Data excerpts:
* * *

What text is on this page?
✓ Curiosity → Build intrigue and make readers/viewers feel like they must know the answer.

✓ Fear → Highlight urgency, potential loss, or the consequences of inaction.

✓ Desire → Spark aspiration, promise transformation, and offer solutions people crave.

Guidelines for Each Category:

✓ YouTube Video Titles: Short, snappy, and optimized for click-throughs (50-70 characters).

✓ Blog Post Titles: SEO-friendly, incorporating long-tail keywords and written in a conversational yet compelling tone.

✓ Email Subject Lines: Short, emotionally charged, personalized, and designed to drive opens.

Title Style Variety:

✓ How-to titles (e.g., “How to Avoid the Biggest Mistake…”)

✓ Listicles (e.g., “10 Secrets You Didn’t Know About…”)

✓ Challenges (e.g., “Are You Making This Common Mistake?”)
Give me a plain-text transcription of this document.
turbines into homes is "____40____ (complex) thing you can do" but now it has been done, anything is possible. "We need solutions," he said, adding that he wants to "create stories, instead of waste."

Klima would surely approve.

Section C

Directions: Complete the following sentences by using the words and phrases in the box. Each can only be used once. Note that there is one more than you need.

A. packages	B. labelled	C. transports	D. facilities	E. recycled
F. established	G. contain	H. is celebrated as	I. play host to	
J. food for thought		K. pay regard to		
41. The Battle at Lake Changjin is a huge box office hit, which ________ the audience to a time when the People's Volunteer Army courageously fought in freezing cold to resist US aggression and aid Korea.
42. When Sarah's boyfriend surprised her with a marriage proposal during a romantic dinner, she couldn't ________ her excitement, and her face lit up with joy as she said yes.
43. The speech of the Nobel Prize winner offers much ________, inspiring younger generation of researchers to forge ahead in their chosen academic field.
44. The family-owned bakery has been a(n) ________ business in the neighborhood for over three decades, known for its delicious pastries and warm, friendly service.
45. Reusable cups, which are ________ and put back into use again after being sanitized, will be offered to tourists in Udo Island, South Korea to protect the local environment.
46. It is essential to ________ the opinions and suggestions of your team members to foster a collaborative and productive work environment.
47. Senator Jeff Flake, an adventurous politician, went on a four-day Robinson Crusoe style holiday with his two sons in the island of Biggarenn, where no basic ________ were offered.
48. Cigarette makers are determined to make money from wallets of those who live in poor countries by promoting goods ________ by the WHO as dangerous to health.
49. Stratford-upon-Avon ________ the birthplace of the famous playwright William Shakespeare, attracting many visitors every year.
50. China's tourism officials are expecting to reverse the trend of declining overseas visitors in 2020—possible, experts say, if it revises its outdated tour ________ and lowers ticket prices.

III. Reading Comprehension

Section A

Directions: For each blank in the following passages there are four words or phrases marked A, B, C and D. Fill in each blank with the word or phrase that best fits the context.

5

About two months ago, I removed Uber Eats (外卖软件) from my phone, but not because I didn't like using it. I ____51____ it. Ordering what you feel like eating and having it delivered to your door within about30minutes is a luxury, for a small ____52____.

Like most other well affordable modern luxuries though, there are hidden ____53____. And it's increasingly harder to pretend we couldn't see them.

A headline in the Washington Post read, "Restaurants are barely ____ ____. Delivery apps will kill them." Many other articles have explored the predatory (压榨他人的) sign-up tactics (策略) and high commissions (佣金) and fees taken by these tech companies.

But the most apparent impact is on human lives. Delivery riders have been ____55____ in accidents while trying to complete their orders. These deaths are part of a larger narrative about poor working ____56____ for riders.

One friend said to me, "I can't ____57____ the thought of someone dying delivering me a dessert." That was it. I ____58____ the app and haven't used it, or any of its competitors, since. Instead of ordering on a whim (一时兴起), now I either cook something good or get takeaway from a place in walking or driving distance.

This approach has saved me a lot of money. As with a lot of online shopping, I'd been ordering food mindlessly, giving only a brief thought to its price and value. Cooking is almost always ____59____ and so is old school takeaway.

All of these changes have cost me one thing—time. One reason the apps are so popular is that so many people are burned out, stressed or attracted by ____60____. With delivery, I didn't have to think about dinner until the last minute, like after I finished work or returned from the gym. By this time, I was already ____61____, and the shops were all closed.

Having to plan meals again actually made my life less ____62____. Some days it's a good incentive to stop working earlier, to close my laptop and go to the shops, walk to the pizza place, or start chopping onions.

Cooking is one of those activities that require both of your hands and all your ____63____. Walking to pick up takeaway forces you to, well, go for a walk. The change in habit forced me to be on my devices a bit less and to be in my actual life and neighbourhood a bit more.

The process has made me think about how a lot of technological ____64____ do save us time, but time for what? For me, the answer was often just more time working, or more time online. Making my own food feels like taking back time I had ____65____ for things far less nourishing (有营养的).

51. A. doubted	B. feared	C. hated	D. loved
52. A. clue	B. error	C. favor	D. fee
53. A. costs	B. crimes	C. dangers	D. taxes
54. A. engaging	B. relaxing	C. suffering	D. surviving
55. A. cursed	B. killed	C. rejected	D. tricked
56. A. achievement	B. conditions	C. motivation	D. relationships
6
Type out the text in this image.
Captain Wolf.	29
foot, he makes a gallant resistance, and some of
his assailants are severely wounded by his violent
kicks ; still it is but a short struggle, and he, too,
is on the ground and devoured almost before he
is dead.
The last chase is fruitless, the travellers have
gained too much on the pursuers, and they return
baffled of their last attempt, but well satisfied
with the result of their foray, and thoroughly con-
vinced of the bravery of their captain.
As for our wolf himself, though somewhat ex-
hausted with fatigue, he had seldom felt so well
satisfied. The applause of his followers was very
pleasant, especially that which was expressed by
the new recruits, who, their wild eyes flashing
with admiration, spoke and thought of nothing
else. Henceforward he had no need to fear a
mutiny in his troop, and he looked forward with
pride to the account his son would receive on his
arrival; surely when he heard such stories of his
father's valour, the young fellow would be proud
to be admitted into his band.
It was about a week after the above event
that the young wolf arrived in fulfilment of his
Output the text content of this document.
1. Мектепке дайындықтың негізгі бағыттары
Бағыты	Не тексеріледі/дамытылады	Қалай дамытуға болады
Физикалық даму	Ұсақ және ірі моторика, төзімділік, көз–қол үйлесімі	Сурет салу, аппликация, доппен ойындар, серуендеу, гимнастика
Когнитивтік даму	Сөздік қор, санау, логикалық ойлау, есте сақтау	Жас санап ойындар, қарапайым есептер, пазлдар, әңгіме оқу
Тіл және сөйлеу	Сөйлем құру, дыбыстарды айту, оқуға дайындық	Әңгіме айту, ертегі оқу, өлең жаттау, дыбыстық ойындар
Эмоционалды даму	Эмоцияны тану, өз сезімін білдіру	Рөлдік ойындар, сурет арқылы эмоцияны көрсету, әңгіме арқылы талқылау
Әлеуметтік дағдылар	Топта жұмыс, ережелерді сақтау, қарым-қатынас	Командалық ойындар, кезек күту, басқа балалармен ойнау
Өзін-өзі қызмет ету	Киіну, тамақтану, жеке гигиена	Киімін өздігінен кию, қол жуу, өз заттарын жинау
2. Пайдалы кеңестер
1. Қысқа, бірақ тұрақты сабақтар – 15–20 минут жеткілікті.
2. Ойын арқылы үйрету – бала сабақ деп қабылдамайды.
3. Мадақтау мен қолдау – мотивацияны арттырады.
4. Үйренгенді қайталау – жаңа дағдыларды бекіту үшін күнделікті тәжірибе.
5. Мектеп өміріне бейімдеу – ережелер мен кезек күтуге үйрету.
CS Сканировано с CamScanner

* * *

Your objective:
Take the lines above and print them exactly.

Written response:
What text is on this page?
✓ Curiosity → Build intrigue and make readers/viewers feel like they must know the answer.

✓ Fear → Highlight urgency, potential loss, or the consequences of inaction.

✓ Desire → Spark aspiration, promise transformation, and offer solutions people crave.

Guidelines for Each Category:

✓ YouTube Video Titles: Short, snappy, and optimized for click-throughs (50-70 characters).

✓ Blog Post Titles: SEO-friendly, incorporating long-tail keywords and written in a conversational yet compelling tone.

✓ Email Subject Lines: Short, emotionally charged, personalized, and designed to drive opens.

Title Style Variety:

✓ How-to titles (e.g., “How to Avoid the Biggest Mistake…”)

✓ Listicles (e.g., “10 Secrets You Didn’t Know About…”)

✓ Challenges (e.g., “Are You Making This Common Mistake?”)
Give me a plain-text transcription of this document.
turbines into homes is "____40____ (complex) thing you can do" but now it has been done, anything is possible. "We need solutions," he said, adding that he wants to "create stories, instead of waste."

Klima would surely approve.

Section C

Directions: Complete the following sentences by using the words and phrases in the box. Each can only be used once. Note that there is one more than you need.

A. packages	B. labelled	C. transports	D. facilities	E. recycled
F. established	G. contain	H. is celebrated as	I. play host to	
J. food for thought		K. pay regard to		
41. The Battle at Lake Changjin is a huge box office hit, which ________ the audience to a time when the People's Volunteer Army courageously fought in freezing cold to resist US aggression and aid Korea.
42. When Sarah's boyfriend surprised her with a marriage proposal during a romantic dinner, she couldn't ________ her excitement, and her face lit up with joy as she said yes.
43. The speech of the Nobel Prize winner offers much ________, inspiring younger generation of researchers to forge ahead in their chosen academic field.
44. The family-owned bakery has been a(n) ________ business in the neighborhood for over three decades, known for its delicious pastries and warm, friendly service.
45. Reusable cups, which are ________ and put back into use again after being sanitized, will be offered to tourists in Udo Island, South Korea to protect the local environment.
46. It is essential to ________ the opinions and suggestions of your team members to foster a collaborative and productive work environment.
47. Senator Jeff Flake, an adventurous politician, went on a four-day Robinson Crusoe style holiday with his two sons in the island of Biggarenn, where no basic ________ were offered.
48. Cigarette makers are determined to make money from wallets of those who live in poor countries by promoting goods ________ by the WHO as dangerous to health.
49. Stratford-upon-Avon ________ the birthplace of the famous playwright William Shakespeare, attracting many visitors every year.
50. China's tourism officials are expecting to reverse the trend of declining overseas visitors in 2020—possible, experts say, if it revises its outdated tour ________ and lowers ticket prices.

III. Reading Comprehension

Section A

Directions: For each blank in the following passages there are four words or phrases marked A, B, C and D. Fill in each blank with the word or phrase that best fits the context.

5

About two months ago, I removed Uber Eats (外卖软件) from my phone, but not because I didn't like using it. I ____51____ it. Ordering what you feel like eating and having it delivered to your door within about30minutes is a luxury, for a small ____52____.

Like most other well affordable modern luxuries though, there are hidden ____53____. And it's increasingly harder to pretend we couldn't see them.

A headline in the Washington Post read, "Restaurants are barely ____ ____. Delivery apps will kill them." Many other articles have explored the predatory (压榨他人的) sign-up tactics (策略) and high commissions (佣金) and fees taken by these tech companies.

But the most apparent impact is on human lives. Delivery riders have been ____55____ in accidents while trying to complete their orders. These deaths are part of a larger narrative about poor working ____56____ for riders.

One friend said to me, "I can't ____57____ the thought of someone dying delivering me a dessert." That was it. I ____58____ the app and haven't used it, or any of its competitors, since. Instead of ordering on a whim (一时兴起), now I either cook something good or get takeaway from a place in walking or driving distance.

This approach has saved me a lot of money. As with a lot of online shopping, I'd been ordering food mindlessly, giving only a brief thought to its price and value. Cooking is almost always ____59____ and so is old school takeaway.

All of these changes have cost me one thing—time. One reason the apps are so popular is that so many people are burned out, stressed or attracted by ____60____. With delivery, I didn't have to think about dinner until the last minute, like after I finished work or returned from the gym. By this time, I was already ____61____, and the shops were all closed.

Having to plan meals again actually made my life less ____62____. Some days it's a good incentive to stop working earlier, to close my laptop and go to the shops, walk to the pizza place, or start chopping onions.

Cooking is one of those activities that require both of your hands and all your ____63____. Walking to pick up takeaway forces you to, well, go for a walk. The change in habit forced me to be on my devices a bit less and to be in my actual life and neighbourhood a bit more.

The process has made me think about how a lot of technological ____64____ do save us time, but time for what? For me, the answer was often just more time working, or more time online. Making my own food feels like taking back time I had ____65____ for things far less nourishing (有营养的).

51. A. doubted	B. feared	C. hated	D. loved
52. A. clue	B. error	C. favor	D. fee
53. A. costs	B. crimes	C. dangers	D. taxes
54. A. engaging	B. relaxing	C. suffering	D. surviving
55. A. cursed	B. killed	C. rejected	D. tricked
56. A. achievement	B. conditions	C. motivation	D. relationships
6
Type out the text in this image.
Captain Wolf.	29
foot, he makes a gallant resistance, and some of
his assailants are severely wounded by his violent
kicks ; still it is but a short struggle, and he, too,
is on the ground and devoured almost before he
is dead.
The last chase is fruitless, the travellers have
gained too much on the pursuers, and they return
baffled of their last attempt, but well satisfied
with the result of their foray, and thoroughly con-
vinced of the bravery of their captain.
As for our wolf himself, though somewhat ex-
hausted with fatigue, he had seldom felt so well
satisfied. The applause of his followers was very
pleasant, especially that which was expressed by
the new recruits, who, their wild eyes flashing
with admiration, spoke and thought of nothing
else. Henceforward he had no need to fear a
mutiny in his troop, and he looked forward with
pride to the account his son would receive on his
arrival; surely when he heard such stories of his
father's valour, the young fellow would be proud
to be admitted into his band.
It was about a week after the above event
that the young wolf arrived in fulfilment of his
Output the text content of this document.
1. Мектепке дайындықтың негізгі бағыттары
Бағыты	Не тексеріледі/дамытылады	Қалай дамытуға болады
Физикалық даму	Ұсақ және ірі моторика, төзімділік, көз–қол үйлесімі	Сурет салу, аппликация, доппен ойындар, серуендеу, гимнастика
Когнитивтік даму	Сөздік қор, санау, логикалық ойлау, есте сақтау	Жас санап ойындар, қарапайым есептер, пазлдар, әңгіме оқу
Тіл және сөйлеу	Сөйлем құру, дыбыстарды айту, оқуға дайындық	Әңгіме айту, ертегі оқу, өлең жаттау, дыбыстық ойындар
Эмоционалды даму	Эмоцияны тану, өз сезімін білдіру	Рөлдік ойындар, сурет арқылы эмоцияны көрсету, әңгіме арқылы талқылау
Әлеуметтік дағдылар	Топта жұмыс, ережелерді сақтау, қарым-қатынас	Командалық ойындар, кезек күту, басқа балалармен ойнау
Өзін-өзі қызмет ету	Киіну, тамақтану, жеке гигиена	Киімін өздігінен кию, қол жуу, өз заттарын жинау
2. Пайдалы кеңестер
1. Қысқа, бірақ тұрақты сабақтар – 15–20 минут жеткілікті.
2. Ойын арқылы үйрету – бала сабақ деп қабылдамайды.
3. Мадақтау мен қолдау – мотивацияны арттырады.
4. Үйренгенді қайталау – жаңа дағдыларды бекіту үшін күнделікті тәжірибе.
5. Мектеп өміріне бейімдеу – ережелер мен кезек күтуге үйрету.
CS Сканировано с CamScanner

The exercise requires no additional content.